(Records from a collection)

------------------------------------------------

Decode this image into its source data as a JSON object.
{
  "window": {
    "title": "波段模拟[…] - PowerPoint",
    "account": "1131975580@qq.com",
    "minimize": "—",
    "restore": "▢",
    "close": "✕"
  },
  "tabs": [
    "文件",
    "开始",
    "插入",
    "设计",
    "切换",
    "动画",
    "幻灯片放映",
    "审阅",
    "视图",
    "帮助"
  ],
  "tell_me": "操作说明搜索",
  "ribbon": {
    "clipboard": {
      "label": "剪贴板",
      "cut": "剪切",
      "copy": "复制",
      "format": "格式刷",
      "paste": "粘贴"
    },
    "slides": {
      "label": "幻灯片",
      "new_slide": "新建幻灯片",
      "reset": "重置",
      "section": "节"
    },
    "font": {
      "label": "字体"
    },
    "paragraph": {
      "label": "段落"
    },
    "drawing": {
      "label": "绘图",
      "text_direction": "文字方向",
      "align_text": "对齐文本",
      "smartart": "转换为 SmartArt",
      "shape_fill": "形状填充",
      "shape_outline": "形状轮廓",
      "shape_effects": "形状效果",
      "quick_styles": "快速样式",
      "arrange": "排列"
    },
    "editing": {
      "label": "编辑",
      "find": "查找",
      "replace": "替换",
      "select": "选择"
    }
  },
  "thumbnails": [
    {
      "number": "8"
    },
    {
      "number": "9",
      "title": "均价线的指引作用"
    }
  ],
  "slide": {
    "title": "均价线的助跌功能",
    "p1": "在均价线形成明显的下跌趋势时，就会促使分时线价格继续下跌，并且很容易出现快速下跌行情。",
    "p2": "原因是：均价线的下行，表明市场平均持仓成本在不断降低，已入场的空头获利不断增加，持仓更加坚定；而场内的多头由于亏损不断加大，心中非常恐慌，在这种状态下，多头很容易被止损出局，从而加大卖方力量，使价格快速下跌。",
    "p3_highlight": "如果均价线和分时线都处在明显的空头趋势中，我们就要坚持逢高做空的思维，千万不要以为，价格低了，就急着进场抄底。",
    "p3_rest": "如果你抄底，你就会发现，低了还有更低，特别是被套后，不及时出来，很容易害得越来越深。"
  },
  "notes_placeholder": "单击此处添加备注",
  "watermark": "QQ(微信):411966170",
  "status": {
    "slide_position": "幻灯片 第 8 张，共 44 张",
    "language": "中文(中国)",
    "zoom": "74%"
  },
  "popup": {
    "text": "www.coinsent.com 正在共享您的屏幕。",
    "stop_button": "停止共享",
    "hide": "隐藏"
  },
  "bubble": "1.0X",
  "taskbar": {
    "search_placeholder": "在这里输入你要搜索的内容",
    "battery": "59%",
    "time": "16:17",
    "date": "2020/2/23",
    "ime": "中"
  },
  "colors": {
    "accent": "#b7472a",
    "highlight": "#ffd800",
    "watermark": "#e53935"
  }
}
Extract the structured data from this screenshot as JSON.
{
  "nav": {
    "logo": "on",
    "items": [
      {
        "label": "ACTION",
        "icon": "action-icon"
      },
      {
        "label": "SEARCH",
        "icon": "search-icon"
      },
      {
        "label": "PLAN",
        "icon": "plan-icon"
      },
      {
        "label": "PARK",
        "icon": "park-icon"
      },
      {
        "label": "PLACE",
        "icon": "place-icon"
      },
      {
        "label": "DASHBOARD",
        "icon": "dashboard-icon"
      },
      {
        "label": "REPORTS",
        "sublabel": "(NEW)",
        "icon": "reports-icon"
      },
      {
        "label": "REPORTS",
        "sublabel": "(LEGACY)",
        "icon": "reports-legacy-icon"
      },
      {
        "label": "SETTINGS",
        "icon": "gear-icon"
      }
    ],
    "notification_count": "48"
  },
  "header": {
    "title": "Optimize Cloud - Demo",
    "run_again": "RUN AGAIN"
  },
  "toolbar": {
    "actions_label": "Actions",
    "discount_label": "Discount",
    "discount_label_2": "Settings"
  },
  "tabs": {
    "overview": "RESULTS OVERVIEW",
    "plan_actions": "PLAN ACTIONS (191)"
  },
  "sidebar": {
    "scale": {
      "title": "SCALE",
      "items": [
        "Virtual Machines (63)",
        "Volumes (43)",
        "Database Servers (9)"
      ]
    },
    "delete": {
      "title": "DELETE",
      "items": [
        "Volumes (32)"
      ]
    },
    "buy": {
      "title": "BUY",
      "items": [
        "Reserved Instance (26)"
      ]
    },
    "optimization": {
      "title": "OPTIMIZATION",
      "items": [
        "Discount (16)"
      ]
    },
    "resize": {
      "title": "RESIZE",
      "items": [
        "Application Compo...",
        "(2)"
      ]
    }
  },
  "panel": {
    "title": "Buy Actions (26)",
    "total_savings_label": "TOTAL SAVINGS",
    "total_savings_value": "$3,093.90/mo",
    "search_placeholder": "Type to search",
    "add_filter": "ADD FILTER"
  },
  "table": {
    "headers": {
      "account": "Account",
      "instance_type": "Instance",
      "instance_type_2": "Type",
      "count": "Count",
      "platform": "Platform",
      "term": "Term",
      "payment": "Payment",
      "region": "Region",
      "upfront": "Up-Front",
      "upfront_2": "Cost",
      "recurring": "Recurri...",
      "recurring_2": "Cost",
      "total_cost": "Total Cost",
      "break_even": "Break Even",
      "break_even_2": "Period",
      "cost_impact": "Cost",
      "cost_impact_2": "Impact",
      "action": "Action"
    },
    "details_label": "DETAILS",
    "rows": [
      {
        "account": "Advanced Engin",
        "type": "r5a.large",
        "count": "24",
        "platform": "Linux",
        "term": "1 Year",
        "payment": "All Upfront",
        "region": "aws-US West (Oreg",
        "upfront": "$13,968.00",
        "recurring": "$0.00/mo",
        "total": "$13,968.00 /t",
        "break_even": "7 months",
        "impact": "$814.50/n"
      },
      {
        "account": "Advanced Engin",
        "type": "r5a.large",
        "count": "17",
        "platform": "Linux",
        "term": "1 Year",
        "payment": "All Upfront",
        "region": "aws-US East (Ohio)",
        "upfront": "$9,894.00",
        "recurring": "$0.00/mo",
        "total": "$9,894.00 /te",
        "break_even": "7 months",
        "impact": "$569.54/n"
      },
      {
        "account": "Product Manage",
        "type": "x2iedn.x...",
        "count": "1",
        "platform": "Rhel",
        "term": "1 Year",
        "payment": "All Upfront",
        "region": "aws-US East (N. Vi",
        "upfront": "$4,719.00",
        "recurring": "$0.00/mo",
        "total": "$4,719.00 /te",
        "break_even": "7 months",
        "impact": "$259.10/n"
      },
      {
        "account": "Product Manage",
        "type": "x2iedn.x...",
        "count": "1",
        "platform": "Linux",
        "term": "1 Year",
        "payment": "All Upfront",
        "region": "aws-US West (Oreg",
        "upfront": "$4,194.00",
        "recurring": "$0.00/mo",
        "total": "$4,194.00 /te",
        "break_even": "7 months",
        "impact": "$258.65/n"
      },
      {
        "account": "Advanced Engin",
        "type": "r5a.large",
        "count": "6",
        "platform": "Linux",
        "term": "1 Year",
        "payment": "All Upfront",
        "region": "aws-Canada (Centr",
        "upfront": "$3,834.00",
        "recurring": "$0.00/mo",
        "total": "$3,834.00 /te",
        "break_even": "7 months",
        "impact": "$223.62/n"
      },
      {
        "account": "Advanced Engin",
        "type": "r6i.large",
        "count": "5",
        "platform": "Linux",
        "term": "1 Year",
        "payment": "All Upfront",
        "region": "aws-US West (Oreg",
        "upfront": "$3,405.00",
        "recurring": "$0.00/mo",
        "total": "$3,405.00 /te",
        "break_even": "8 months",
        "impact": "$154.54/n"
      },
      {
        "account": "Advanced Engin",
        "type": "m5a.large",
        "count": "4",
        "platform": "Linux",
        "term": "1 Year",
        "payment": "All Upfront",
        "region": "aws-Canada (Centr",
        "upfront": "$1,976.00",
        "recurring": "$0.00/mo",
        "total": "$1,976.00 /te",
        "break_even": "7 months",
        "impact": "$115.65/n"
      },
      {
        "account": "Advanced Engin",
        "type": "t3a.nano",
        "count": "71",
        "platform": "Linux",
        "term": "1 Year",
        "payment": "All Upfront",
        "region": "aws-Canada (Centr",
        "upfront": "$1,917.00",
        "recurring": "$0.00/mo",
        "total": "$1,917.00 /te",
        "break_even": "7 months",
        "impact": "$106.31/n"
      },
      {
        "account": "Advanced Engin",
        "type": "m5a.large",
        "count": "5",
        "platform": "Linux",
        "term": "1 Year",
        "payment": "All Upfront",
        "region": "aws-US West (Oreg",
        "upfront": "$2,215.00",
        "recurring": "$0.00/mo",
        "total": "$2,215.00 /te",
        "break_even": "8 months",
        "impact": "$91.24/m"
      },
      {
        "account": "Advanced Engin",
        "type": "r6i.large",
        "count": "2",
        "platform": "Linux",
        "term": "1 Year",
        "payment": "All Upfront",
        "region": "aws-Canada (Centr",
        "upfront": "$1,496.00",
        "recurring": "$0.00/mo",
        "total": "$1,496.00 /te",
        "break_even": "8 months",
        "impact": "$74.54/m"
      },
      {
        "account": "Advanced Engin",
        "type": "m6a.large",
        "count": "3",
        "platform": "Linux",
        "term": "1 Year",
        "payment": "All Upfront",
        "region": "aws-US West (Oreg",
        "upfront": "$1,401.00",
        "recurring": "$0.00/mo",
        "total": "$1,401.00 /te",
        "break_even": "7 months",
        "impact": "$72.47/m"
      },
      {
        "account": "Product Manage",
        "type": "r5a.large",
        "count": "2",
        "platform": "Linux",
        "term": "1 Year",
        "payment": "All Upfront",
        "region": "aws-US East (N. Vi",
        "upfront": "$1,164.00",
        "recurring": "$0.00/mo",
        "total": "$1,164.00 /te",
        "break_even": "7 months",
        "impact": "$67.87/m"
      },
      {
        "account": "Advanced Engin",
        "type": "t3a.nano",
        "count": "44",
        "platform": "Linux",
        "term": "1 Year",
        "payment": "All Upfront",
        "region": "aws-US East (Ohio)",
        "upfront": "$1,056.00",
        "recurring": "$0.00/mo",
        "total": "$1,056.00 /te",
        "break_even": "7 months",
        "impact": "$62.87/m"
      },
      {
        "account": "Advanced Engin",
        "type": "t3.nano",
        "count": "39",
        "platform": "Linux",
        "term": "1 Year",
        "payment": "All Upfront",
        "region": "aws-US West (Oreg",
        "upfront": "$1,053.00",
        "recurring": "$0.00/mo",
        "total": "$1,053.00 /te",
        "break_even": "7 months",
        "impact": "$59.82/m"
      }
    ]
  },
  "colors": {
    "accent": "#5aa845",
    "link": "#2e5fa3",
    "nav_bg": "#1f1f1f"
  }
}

------------------------------------------------

● Task description
Report how many lines in the data contain the word "JSON", with no words besides the number.

● Final result
2